*Exercise*
Lines containing the word "CONTAINERS" should be extracted in full.

::::

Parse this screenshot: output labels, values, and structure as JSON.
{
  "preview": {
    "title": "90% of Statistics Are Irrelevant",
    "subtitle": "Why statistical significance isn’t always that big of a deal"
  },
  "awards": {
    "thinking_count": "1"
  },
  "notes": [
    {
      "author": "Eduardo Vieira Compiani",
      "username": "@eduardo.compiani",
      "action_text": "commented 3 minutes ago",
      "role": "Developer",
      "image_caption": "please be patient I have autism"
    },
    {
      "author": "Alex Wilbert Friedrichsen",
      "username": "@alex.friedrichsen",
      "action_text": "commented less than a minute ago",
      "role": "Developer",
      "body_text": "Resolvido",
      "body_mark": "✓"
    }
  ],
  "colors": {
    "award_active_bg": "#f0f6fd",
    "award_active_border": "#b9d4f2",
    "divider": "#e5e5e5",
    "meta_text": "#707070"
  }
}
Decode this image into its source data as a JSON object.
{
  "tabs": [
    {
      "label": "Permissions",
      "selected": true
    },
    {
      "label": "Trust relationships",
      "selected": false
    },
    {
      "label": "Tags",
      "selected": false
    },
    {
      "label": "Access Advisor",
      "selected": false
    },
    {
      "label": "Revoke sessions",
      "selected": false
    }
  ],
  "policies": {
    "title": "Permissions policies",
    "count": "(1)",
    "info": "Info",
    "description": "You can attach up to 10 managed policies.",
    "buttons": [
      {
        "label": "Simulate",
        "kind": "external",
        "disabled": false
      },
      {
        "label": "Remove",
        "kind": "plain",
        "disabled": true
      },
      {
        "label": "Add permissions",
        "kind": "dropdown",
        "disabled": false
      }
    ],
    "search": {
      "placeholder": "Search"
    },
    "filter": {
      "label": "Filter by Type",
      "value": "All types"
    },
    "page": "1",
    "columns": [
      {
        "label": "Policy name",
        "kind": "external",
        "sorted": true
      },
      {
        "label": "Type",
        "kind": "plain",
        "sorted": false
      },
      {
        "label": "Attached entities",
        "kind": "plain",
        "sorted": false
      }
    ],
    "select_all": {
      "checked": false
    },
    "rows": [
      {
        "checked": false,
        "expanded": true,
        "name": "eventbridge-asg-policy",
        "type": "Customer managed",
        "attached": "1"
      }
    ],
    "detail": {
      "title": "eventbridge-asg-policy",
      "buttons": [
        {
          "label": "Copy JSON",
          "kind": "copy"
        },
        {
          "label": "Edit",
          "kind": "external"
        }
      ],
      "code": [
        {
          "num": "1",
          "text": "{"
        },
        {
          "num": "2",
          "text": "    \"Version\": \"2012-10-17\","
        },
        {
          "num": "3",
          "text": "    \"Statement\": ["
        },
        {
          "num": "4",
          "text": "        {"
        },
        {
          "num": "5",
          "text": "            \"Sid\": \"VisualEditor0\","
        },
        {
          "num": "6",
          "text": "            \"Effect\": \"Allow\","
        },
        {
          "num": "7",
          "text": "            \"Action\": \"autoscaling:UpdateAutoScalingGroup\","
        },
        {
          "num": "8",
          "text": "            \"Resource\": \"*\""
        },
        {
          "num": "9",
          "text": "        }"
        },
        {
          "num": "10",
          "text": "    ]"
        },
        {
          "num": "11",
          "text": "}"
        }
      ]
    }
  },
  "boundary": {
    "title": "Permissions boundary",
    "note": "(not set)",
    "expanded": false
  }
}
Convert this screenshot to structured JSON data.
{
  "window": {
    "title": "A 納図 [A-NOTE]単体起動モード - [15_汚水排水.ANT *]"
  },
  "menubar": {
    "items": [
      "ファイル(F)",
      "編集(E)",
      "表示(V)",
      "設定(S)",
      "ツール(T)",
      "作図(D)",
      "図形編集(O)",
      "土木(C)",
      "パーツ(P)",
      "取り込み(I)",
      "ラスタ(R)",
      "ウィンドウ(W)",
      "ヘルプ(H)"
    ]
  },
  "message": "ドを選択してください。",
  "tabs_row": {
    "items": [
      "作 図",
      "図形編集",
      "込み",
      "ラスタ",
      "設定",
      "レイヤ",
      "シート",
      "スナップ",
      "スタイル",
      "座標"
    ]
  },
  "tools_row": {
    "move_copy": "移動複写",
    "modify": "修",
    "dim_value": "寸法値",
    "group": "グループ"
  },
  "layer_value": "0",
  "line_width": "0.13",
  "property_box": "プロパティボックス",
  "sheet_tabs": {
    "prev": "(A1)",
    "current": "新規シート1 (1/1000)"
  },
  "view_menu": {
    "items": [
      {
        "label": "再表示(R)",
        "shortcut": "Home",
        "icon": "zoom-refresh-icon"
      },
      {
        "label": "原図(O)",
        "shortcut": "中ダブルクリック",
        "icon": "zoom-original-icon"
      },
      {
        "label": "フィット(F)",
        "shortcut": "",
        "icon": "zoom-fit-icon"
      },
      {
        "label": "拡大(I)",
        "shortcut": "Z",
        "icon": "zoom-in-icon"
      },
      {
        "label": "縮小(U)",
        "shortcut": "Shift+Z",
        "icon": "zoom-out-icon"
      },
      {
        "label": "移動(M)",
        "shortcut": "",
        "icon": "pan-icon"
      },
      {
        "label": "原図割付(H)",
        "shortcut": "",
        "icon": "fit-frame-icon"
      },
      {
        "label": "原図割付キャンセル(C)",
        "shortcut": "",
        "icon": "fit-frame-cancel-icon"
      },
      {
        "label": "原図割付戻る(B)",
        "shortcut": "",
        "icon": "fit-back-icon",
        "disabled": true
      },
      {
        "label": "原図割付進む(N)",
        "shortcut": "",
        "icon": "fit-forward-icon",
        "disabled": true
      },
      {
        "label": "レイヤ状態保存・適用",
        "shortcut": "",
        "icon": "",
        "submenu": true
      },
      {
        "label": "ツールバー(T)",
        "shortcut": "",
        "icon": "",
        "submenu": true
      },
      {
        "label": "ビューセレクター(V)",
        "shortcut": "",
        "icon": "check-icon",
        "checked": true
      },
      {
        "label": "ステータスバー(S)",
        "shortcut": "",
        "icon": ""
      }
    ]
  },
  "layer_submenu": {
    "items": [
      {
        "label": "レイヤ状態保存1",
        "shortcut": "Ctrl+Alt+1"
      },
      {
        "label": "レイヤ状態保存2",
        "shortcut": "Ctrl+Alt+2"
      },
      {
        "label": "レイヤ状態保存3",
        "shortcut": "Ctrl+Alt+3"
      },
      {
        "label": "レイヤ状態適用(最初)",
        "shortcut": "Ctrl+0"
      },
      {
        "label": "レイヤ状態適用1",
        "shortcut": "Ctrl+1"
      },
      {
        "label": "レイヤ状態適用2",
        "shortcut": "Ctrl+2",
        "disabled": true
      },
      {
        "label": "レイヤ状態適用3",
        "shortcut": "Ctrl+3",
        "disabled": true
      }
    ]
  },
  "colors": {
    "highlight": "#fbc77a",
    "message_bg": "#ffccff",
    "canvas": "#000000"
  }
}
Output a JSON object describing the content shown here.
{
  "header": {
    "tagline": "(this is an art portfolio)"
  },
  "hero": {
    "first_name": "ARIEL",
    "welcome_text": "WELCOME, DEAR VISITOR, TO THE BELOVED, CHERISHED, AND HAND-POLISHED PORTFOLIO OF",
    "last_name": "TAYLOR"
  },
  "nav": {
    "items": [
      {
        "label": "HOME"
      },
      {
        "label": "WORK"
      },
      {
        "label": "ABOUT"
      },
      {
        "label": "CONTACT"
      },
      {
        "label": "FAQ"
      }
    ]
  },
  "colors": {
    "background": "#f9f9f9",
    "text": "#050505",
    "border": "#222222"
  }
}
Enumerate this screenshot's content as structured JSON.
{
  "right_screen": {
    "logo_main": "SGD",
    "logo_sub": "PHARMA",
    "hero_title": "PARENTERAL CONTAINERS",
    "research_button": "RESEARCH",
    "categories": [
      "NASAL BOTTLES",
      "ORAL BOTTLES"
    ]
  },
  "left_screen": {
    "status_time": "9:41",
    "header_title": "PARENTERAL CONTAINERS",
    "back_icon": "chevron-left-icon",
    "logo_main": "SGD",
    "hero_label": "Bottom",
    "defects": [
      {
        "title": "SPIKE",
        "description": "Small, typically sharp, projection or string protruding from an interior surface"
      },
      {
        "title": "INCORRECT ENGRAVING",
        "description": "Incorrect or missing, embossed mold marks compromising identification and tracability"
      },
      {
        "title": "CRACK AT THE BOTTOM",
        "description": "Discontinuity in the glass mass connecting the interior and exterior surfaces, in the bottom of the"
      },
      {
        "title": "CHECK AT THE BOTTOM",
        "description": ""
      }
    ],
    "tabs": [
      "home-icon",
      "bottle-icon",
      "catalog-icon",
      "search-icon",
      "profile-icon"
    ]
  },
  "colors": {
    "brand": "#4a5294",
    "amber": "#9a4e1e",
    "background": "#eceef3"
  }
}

::::

*Response to the task*
    "hero_title": "PARENTERAL CONTAINERS",
    "header_title": "PARENTERAL CONTAINERS",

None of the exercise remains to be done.